-- Start of Given information --

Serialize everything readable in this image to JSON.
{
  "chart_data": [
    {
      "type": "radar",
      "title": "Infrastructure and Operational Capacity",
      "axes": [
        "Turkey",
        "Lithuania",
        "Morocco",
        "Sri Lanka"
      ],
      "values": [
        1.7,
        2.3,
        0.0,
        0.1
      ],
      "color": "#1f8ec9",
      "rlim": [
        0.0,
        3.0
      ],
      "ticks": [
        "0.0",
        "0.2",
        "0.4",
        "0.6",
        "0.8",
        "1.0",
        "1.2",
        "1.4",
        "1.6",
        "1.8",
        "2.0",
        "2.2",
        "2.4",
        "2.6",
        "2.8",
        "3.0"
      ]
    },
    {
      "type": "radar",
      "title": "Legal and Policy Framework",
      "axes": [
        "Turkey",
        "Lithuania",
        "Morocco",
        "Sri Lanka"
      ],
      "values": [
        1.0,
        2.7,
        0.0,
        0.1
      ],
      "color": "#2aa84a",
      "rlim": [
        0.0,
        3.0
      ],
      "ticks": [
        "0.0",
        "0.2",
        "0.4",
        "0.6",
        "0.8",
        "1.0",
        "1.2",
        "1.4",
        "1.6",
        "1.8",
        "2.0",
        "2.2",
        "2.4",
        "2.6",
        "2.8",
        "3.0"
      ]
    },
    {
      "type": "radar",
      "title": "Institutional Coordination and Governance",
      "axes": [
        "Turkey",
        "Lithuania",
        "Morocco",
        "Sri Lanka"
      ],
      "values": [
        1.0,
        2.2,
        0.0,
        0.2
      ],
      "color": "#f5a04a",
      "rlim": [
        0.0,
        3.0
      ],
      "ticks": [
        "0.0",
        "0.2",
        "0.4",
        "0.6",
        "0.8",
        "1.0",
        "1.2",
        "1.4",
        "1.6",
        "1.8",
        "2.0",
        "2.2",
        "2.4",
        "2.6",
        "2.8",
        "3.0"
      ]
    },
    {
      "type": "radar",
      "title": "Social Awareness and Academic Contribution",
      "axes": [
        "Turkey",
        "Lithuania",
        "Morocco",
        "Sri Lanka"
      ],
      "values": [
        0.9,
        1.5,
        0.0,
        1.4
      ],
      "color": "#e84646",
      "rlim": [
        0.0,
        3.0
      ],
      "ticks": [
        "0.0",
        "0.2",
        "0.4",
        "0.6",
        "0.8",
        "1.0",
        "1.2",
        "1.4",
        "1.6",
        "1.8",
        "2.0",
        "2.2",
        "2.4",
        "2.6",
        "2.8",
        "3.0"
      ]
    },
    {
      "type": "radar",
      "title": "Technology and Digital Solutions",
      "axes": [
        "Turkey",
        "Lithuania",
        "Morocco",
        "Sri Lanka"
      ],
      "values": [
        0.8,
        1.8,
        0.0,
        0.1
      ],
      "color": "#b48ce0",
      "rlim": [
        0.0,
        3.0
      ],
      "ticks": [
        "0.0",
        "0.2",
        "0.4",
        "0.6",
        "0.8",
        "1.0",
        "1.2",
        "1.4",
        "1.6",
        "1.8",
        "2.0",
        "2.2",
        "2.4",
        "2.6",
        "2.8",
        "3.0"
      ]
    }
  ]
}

-- End of Given information --

Task to complete> Quote each line above in full, word for word.

Answer>
Serialize everything readable in this image to JSON.
{
  "chart_data": [
    {
      "type": "radar",
      "title": "Infrastructure and Operational Capacity",
      "axes": [
        "Turkey",
        "Lithuania",
        "Morocco",
        "Sri Lanka"
      ],
      "values": [
        1.7,
        2.3,
        0.0,
        0.1
      ],
      "color": "#1f8ec9",
      "rlim": [
        0.0,
        3.0
      ],
      "ticks": [
        "0.0",
        "0.2",
        "0.4",
        "0.6",
        "0.8",
        "1.0",
        "1.2",
        "1.4",
        "1.6",
        "1.8",
        "2.0",
        "2.2",
        "2.4",
        "2.6",
        "2.8",
        "3.0"
      ]
    },
    {
      "type": "radar",
      "title": "Legal and Policy Framework",
      "axes": [
        "Turkey",
        "Lithuania",
        "Morocco",
        "Sri Lanka"
      ],
      "values": [
        1.0,
        2.7,
        0.0,
        0.1
      ],
      "color": "#2aa84a",
      "rlim": [
        0.0,
        3.0
      ],
      "ticks": [
        "0.0",
        "0.2",
        "0.4",
        "0.6",
        "0.8",
        "1.0",
        "1.2",
        "1.4",
        "1.6",
        "1.8",
        "2.0",
        "2.2",
        "2.4",
        "2.6",
        "2.8",
        "3.0"
      ]
    },
    {
      "type": "radar",
      "title": "Institutional Coordination and Governance",
      "axes": [
        "Turkey",
        "Lithuania",
        "Morocco",
        "Sri Lanka"
      ],
      "values": [
        1.0,
        2.2,
        0.0,
        0.2
      ],
      "color": "#f5a04a",
      "rlim": [
        0.0,
        3.0
      ],
      "ticks": [
        "0.0",
        "0.2",
        "0.4",
        "0.6",
        "0.8",
        "1.0",
        "1.2",
        "1.4",
        "1.6",
        "1.8",
        "2.0",
        "2.2",
        "2.4",
        "2.6",
        "2.8",
        "3.0"
      ]
    },
    {
      "type": "radar",
      "title": "Social Awareness and Academic Contribution",
      "axes": [
        "Turkey",
        "Lithuania",
        "Morocco",
        "Sri Lanka"
      ],
      "values": [
        0.9,
        1.5,
        0.0,
        1.4
      ],
      "color": "#e84646",
      "rlim": [
        0.0,
        3.0
      ],
      "ticks": [
        "0.0",
        "0.2",
        "0.4",
        "0.6",
        "0.8",
        "1.0",
        "1.2",
        "1.4",
        "1.6",
        "1.8",
        "2.0",
        "2.2",
        "2.4",
        "2.6",
        "2.8",
        "3.0"
      ]
    },
    {
      "type": "radar",
      "title": "Technology and Digital Solutions",
      "axes": [
        "Turkey",
        "Lithuania",
        "Morocco",
        "Sri Lanka"
      ],
      "values": [
        0.8,
        1.8,
        0.0,
        0.1
      ],
      "color": "#b48ce0",
      "rlim": [
        0.0,
        3.0
      ],
      "ticks": [
        "0.0",
        "0.2",
        "0.4",
        "0.6",
        "0.8",
        "1.0",
        "1.2",
        "1.4",
        "1.6",
        "1.8",
        "2.0",
        "2.2",
        "2.4",
        "2.6",
        "2.8",
        "3.0"
      ]
    }
  ]
}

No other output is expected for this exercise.